INPUT:
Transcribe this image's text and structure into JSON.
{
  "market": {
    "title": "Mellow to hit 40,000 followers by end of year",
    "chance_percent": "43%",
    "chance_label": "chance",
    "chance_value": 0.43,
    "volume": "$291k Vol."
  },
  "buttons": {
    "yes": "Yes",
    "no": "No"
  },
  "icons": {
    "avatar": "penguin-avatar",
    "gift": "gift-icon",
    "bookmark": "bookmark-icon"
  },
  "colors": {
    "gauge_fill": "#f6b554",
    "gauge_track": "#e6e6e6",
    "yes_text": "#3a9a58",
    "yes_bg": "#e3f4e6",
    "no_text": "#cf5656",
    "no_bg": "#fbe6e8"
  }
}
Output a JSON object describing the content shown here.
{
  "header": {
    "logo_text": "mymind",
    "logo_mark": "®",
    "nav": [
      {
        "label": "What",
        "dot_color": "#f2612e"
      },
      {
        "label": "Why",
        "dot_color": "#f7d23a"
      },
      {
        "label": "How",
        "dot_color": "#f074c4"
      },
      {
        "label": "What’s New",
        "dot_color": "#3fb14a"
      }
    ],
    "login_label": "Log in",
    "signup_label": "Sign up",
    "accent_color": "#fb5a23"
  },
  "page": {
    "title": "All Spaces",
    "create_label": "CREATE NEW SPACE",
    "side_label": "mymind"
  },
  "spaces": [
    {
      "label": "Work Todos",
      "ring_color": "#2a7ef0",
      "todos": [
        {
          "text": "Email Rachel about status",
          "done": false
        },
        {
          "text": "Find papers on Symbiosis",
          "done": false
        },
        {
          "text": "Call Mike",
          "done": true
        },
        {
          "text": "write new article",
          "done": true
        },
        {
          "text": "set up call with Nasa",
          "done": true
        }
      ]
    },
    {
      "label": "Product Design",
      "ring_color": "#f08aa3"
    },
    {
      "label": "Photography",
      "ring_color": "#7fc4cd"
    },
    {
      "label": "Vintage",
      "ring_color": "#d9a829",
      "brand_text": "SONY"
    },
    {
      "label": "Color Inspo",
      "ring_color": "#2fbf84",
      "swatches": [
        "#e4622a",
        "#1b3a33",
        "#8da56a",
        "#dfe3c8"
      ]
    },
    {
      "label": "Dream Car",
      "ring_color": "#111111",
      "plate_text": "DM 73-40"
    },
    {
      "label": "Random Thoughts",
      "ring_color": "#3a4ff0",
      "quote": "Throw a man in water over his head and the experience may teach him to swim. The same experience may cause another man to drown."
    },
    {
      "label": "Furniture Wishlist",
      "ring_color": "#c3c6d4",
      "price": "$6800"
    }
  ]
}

REQUIRED TASK: Reproduce the material above exactly; please quote every line of it.

THE OUTPUT:
Transcribe this image's text and structure into JSON.
{
  "market": {
    "title": "Mellow to hit 40,000 followers by end of year",
    "chance_percent": "43%",
    "chance_label": "chance",
    "chance_value": 0.43,
    "volume": "$291k Vol."
  },
  "buttons": {
    "yes": "Yes",
    "no": "No"
  },
  "icons": {
    "avatar": "penguin-avatar",
    "gift": "gift-icon",
    "bookmark": "bookmark-icon"
  },
  "colors": {
    "gauge_fill": "#f6b554",
    "gauge_track": "#e6e6e6",
    "yes_text": "#3a9a58",
    "yes_bg": "#e3f4e6",
    "no_text": "#cf5656",
    "no_bg": "#fbe6e8"
  }
}
Output a JSON object describing the content shown here.
{
  "header": {
    "logo_text": "mymind",
    "logo_mark": "®",
    "nav": [
      {
        "label": "What",
        "dot_color": "#f2612e"
      },
      {
        "label": "Why",
        "dot_color": "#f7d23a"
      },
      {
        "label": "How",
        "dot_color": "#f074c4"
      },
      {
        "label": "What’s New",
        "dot_color": "#3fb14a"
      }
    ],
    "login_label": "Log in",
    "signup_label": "Sign up",
    "accent_color": "#fb5a23"
  },
  "page": {
    "title": "All Spaces",
    "create_label": "CREATE NEW SPACE",
    "side_label": "mymind"
  },
  "spaces": [
    {
      "label": "Work Todos",
      "ring_color": "#2a7ef0",
      "todos": [
        {
          "text": "Email Rachel about status",
          "done": false
        },
        {
          "text": "Find papers on Symbiosis",
          "done": false
        },
        {
          "text": "Call Mike",
          "done": true
        },
        {
          "text": "write new article",
          "done": true
        },
        {
          "text": "set up call with Nasa",
          "done": true
        }
      ]
    },
    {
      "label": "Product Design",
      "ring_color": "#f08aa3"
    },
    {
      "label": "Photography",
      "ring_color": "#7fc4cd"
    },
    {
      "label": "Vintage",
      "ring_color": "#d9a829",
      "brand_text": "SONY"
    },
    {
      "label": "Color Inspo",
      "ring_color": "#2fbf84",
      "swatches": [
        "#e4622a",
        "#1b3a33",
        "#8da56a",
        "#dfe3c8"
      ]
    },
    {
      "label": "Dream Car",
      "ring_color": "#111111",
      "plate_text": "DM 73-40"
    },
    {
      "label": "Random Thoughts",
      "ring_color": "#3a4ff0",
      "quote": "Throw a man in water over his head and the experience may teach him to swim. The same experience may cause another man to drown."
    },
    {
      "label": "Furniture Wishlist",
      "ring_color": "#c3c6d4",
      "price": "$6800"
    }
  ]
}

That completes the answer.